>> start

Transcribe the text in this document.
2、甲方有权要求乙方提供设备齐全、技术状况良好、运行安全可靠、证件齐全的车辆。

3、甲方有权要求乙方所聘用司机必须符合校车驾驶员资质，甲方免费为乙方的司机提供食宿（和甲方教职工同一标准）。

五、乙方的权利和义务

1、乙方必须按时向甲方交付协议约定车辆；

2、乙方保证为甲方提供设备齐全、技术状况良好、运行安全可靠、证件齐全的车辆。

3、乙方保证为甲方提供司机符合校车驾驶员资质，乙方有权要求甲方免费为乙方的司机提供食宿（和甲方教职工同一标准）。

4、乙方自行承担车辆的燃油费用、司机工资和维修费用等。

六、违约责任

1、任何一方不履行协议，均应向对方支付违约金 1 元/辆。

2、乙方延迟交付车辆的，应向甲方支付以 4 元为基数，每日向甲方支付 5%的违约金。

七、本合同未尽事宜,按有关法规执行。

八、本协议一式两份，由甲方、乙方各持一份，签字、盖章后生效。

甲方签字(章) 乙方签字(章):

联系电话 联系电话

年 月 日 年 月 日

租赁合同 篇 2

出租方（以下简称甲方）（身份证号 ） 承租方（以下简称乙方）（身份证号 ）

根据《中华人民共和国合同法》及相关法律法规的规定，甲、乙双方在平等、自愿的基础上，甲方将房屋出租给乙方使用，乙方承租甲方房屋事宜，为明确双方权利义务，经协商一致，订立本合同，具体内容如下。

>> end

Locate and copy each line in the data above that includes the word "和甲方教职工同一标准".

3、甲方有权要求乙方所聘用司机必须符合校车驾驶员资质，甲方免费为乙方的司机提供食宿（和甲方教职工同一标准）。
3、乙方保证为甲方提供司机符合校车驾驶员资质，乙方有权要求甲方免费为乙方的司机提供食宿（和甲方教职工同一标准）。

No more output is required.